• [Items from a data source]
>> begin

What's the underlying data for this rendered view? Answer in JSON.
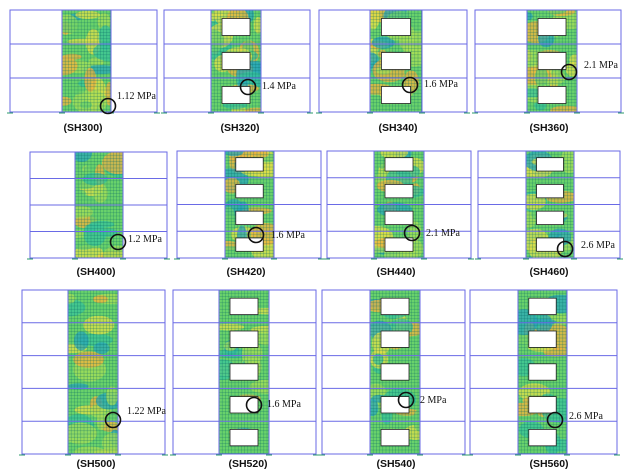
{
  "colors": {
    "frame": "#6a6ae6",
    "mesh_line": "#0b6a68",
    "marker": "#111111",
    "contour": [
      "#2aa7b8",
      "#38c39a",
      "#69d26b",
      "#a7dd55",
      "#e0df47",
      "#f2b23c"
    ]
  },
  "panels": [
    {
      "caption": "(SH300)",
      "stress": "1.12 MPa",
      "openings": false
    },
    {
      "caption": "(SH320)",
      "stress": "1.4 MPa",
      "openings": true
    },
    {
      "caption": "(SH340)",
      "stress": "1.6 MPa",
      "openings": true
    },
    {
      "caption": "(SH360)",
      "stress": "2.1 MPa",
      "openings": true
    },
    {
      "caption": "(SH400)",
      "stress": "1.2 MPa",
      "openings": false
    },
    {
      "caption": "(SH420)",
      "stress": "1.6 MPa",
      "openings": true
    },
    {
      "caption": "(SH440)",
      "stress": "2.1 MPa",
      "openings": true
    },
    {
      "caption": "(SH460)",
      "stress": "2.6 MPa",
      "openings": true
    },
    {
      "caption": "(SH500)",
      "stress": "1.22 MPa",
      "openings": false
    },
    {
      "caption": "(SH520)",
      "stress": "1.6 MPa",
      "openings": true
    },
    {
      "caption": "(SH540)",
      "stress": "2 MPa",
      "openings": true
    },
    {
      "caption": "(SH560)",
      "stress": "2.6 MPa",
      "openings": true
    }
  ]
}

>> end
>> begin

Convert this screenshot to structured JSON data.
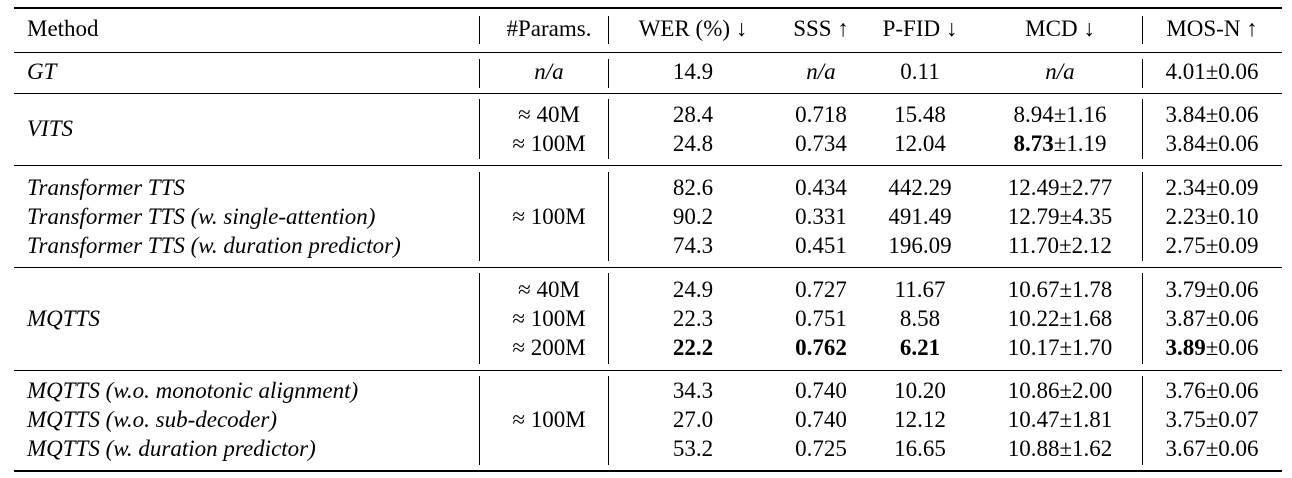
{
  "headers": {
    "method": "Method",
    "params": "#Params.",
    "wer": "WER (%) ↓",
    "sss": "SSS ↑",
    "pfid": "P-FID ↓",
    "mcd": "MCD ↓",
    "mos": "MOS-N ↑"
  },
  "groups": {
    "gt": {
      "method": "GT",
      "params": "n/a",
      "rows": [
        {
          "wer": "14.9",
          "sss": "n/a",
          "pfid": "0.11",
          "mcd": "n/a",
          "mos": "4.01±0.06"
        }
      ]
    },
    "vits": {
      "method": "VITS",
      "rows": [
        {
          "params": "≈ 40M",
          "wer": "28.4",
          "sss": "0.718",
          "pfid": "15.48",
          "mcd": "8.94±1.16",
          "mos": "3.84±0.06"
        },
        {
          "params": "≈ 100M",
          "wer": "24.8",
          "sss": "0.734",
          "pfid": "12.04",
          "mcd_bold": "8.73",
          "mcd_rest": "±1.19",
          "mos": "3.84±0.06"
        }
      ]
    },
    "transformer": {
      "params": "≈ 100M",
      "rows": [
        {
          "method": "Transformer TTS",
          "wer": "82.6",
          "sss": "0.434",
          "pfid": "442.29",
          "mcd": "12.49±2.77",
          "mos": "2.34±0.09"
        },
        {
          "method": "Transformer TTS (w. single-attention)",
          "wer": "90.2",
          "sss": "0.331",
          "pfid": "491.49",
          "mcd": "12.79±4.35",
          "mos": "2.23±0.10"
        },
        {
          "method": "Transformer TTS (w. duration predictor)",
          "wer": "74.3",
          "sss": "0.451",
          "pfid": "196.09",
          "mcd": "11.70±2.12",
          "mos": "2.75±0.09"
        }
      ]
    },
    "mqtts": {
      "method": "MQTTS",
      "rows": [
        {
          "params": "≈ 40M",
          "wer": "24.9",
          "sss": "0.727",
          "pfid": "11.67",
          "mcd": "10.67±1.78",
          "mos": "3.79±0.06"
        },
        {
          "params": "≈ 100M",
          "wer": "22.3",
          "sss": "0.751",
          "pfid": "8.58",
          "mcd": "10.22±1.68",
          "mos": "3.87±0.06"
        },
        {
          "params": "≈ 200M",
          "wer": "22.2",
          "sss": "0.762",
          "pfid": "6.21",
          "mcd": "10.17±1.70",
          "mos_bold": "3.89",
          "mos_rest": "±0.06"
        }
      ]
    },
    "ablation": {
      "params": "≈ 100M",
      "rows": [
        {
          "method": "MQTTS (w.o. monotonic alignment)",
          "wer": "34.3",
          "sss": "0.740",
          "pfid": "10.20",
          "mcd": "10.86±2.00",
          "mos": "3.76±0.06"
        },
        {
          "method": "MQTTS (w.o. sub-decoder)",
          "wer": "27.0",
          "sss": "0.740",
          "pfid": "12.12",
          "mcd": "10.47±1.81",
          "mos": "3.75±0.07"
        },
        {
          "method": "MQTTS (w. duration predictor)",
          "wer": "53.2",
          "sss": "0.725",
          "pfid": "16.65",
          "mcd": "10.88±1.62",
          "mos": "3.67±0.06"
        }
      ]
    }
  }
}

>> end

• [THE TASK] In the records above, locate each line with the word "method". Copy all such lines.

• [OUTPUT BELOW]
    "method": "Method",
      "method": "GT",
      "method": "VITS",
          "method": "Transformer TTS",
          "method": "Transformer TTS (w. single-attention)",
          "method": "Transformer TTS (w. duration predictor)",
      "method": "MQTTS",
          "method": "MQTTS (w.o. monotonic alignment)",
          "method": "MQTTS (w.o. sub-decoder)",
          "method": "MQTTS (w. duration predictor)",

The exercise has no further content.